**What this task involves**
Reproduce the listing below exactly. Pictures do not belong in the copy.

• • • • • • •

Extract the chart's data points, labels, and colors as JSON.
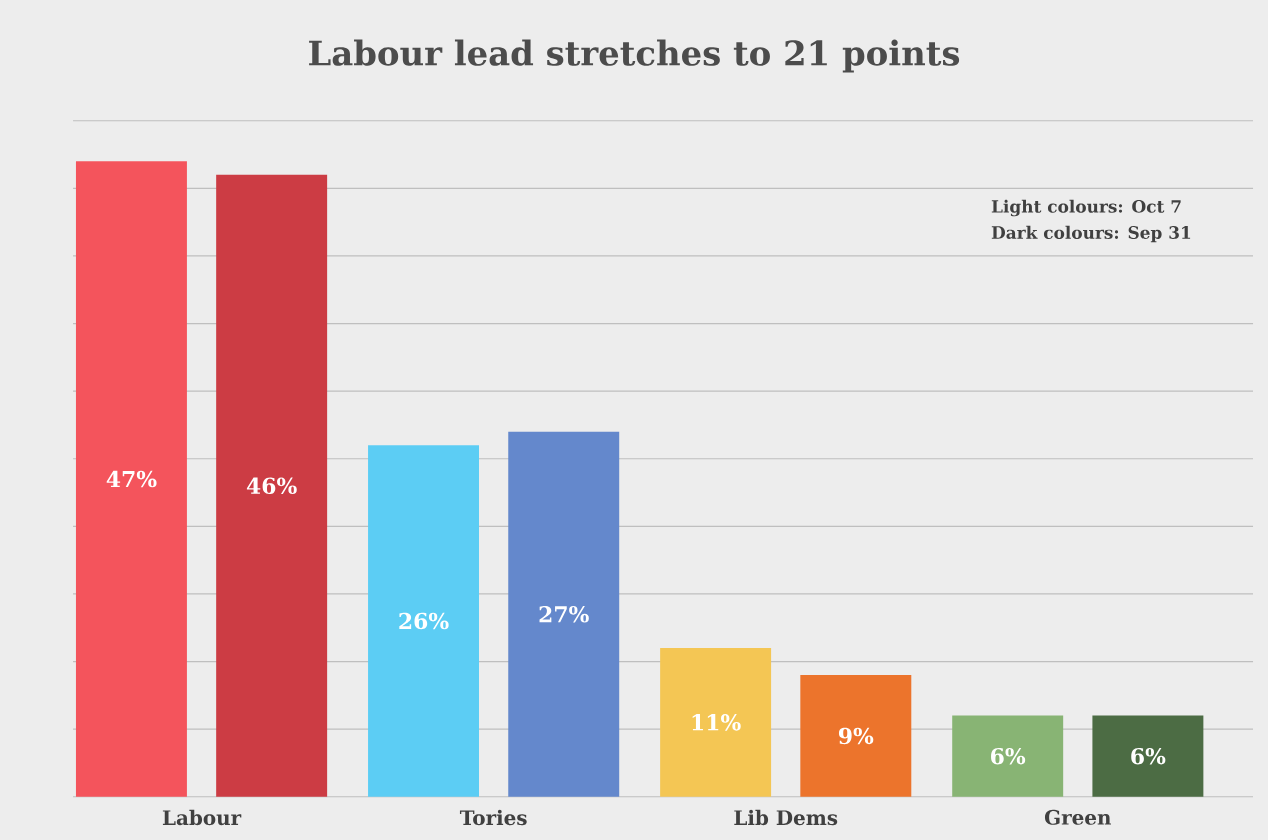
{
  "chart_data": {
    "type": "bar",
    "title": "Labour lead stretches to 21 points",
    "categories": [
      "Labour",
      "Tories",
      "Lib Dems",
      "Green"
    ],
    "series": [
      {
        "colors": [
          "#f4545c",
          "#5ccdf4",
          "#f4c654",
          "#88b474"
        ],
        "values": [
          47,
          26,
          11,
          6
        ],
        "value_labels": [
          "47%",
          "26%",
          "11%",
          "6%"
        ]
      },
      {
        "colors": [
          "#cc3c44",
          "#6488cc",
          "#ec742c",
          "#4c6c44"
        ],
        "values": [
          46,
          27,
          9,
          6
        ],
        "value_labels": [
          "46%",
          "27%",
          "9%",
          "6%"
        ]
      }
    ],
    "ylim": [
      0,
      50
    ],
    "yticks": [
      {
        "value": 0,
        "label": null
      },
      {
        "value": 5,
        "label": null
      },
      {
        "value": 10,
        "label": null
      },
      {
        "value": 15,
        "label": null
      },
      {
        "value": 20,
        "label": null
      },
      {
        "value": 25,
        "label": null
      },
      {
        "value": 30,
        "label": null
      },
      {
        "value": 35,
        "label": null
      },
      {
        "value": 40,
        "label": null
      },
      {
        "value": 45,
        "label": null
      },
      {
        "value": 50,
        "label": null
      }
    ],
    "grid": "y",
    "tick_labels": "x",
    "annotations": [
      "Light colours: Oct 7",
      "Dark colours: Sep 31"
    ]
  }
}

• • • • • • •

**Solution below**
Extract the chart's data points, labels, and colors as JSON.
{
  "chart_data": {
    "type": "bar",
    "title": "Labour lead stretches to 21 points",
    "categories": [
      "Labour",
      "Tories",
      "Lib Dems",
      "Green"
    ],
    "series": [
      {
        "colors": [
          "#f4545c",
          "#5ccdf4",
          "#f4c654",
          "#88b474"
        ],
        "values": [
          47,
          26,
          11,
          6
        ],
        "value_labels": [
          "47%",
          "26%",
          "11%",
          "6%"
        ]
      },
      {
        "colors": [
          "#cc3c44",
          "#6488cc",
          "#ec742c",
          "#4c6c44"
        ],
        "values": [
          46,
          27,
          9,
          6
        ],
        "value_labels": [
          "46%",
          "27%",
          "9%",
          "6%"
        ]
      }
    ],
    "ylim": [
      0,
      50
    ],
    "yticks": [
      {
        "value": 0,
        "label": null
      },
      {
        "value": 5,
        "label": null
      },
      {
        "value": 10,
        "label": null
      },
      {
        "value": 15,
        "label": null
      },
      {
        "value": 20,
        "label": null
      },
      {
        "value": 25,
        "label": null
      },
      {
        "value": 30,
        "label": null
      },
      {
        "value": 35,
        "label": null
      },
      {
        "value": 40,
        "label": null
      },
      {
        "value": 45,
        "label": null
      },
      {
        "value": 50,
        "label": null
      }
    ],
    "grid": "y",
    "tick_labels": "x",
    "annotations": [
      "Light colours: Oct 7",
      "Dark colours: Sep 31"
    ]
  }
}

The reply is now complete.